WHAT TO DO:
Please recast these lines as a Markdown table with the columns "Row" and "Line", numbering each row and leaving out any blank lines.

INPUT ROWS:
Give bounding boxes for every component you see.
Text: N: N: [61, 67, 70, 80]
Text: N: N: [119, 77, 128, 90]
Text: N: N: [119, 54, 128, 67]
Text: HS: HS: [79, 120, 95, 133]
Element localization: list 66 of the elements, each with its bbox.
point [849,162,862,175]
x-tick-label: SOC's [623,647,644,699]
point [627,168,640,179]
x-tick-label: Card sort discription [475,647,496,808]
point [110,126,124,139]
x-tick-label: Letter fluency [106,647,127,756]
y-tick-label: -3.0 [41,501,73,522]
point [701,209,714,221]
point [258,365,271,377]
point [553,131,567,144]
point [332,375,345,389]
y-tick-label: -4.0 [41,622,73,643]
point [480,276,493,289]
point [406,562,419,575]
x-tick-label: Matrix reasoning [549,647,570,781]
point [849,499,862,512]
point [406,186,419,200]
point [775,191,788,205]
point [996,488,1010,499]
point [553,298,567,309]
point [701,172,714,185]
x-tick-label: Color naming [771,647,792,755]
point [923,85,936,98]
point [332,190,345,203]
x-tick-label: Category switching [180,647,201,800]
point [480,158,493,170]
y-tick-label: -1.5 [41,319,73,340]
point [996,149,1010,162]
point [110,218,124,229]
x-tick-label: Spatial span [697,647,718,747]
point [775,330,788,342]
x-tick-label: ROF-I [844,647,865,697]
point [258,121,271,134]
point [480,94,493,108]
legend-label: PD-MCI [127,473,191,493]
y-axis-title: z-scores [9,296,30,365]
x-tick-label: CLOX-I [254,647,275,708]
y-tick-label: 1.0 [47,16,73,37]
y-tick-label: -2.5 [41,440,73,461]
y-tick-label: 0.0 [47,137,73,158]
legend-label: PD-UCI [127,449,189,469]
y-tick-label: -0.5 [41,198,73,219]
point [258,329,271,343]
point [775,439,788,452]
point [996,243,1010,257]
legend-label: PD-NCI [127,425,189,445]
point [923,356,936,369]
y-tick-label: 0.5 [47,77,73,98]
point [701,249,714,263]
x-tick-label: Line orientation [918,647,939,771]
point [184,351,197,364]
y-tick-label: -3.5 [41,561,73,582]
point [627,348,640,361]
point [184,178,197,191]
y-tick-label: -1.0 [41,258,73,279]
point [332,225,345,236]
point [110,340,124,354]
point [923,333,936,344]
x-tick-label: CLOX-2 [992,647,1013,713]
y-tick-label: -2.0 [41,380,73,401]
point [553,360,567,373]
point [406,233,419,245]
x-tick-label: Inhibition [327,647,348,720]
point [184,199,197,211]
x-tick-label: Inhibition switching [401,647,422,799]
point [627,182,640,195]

ANSWER TO THIS EXERCISE:
| Row | Line |
|---|---|
| 1 | Give bounding boxes for every component you see. |
| 2 | Text: N: N: [61, 67, 70, 80] |
| 3 | Text: N: N: [119, 77, 128, 90] |
| 4 | Text: N: N: [119, 54, 128, 67] |
| 5 | Text: HS: HS: [79, 120, 95, 133] |
| 6 | Element localization: list 66 of the elements, each with its bbox. |
| 7 | point [849,162,862,175] |
| 8 | x-tick-label: SOC's [623,647,644,699] |
| 9 | point [627,168,640,179] |
| 10 | x-tick-label: Card sort discription [475,647,496,808] |
| 11 | point [110,126,124,139] |
| 12 | x-tick-label: Letter fluency [106,647,127,756] |
| 13 | y-tick-label: -3.0 [41,501,73,522] |
| 14 | point [701,209,714,221] |
| 15 | point [258,365,271,377] |
| 16 | point [553,131,567,144] |
| 17 | point [332,375,345,389] |
| 18 | y-tick-label: -4.0 [41,622,73,643] |
| 19 | point [480,276,493,289] |
| 20 | point [406,562,419,575] |
| 21 | x-tick-label: Matrix reasoning [549,647,570,781] |
| 22 | point [849,499,862,512] |
| 23 | point [406,186,419,200] |
| 24 | point [775,191,788,205] |
| 25 | point [996,488,1010,499] |
| 26 | point [553,298,567,309] |
| 27 | point [701,172,714,185] |
| 28 | x-tick-label: Color naming [771,647,792,755] |
| 29 | point [923,85,936,98] |
| 30 | point [332,190,345,203] |
| 31 | x-tick-label: Category switching [180,647,201,800] |
| 32 | point [480,158,493,170] |
| 33 | y-tick-label: -1.5 [41,319,73,340] |
| 34 | point [996,149,1010,162] |
| 35 | point [110,218,124,229] |
| 36 | x-tick-label: Spatial span [697,647,718,747] |
| 37 | point [775,330,788,342] |
| 38 | x-tick-label: ROF-I [844,647,865,697] |
| 39 | point [258,121,271,134] |
| 40 | point [480,94,493,108] |
| 41 | legend-label: PD-MCI [127,473,191,493] |
| 42 | y-axis-title: z-scores [9,296,30,365] |
| 43 | x-tick-label: CLOX-I [254,647,275,708] |
| 44 | y-tick-label: 1.0 [47,16,73,37] |
| 45 | y-tick-label: -2.5 [41,440,73,461] |
| 46 | y-tick-label: 0.0 [47,137,73,158] |
| 47 | legend-label: PD-UCI [127,449,189,469] |
| 48 | y-tick-label: -0.5 [41,198,73,219] |
| 49 | point [258,329,271,343] |
| 50 | point [775,439,788,452] |
| 51 | point [996,243,1010,257] |
| 52 | legend-label: PD-NCI [127,425,189,445] |
| 53 | point [923,356,936,369] |
| 54 | y-tick-label: 0.5 [47,77,73,98] |
| 55 | point [701,249,714,263] |
| 56 | x-tick-label: Line orientation [918,647,939,771] |
| 57 | point [184,351,197,364] |
| 58 | y-tick-label: -3.5 [41,561,73,582] |
| 59 | point [627,348,640,361] |
| 60 | point [184,178,197,191] |
| 61 | y-tick-label: -1.0 [41,258,73,279] |
| 62 | point [332,225,345,236] |
| 63 | point [110,340,124,354] |
| 64 | point [923,333,936,344] |
| 65 | x-tick-label: CLOX-2 [992,647,1013,713] |
| 66 | y-tick-label: -2.0 [41,380,73,401] |
| 67 | point [553,360,567,373] |
| 68 | point [406,233,419,245] |
| 69 | x-tick-label: Inhibition [327,647,348,720] |
| 70 | point [184,199,197,211] |
| 71 | x-tick-label: Inhibition switching [401,647,422,799] |
| 72 | point [627,182,640,195] |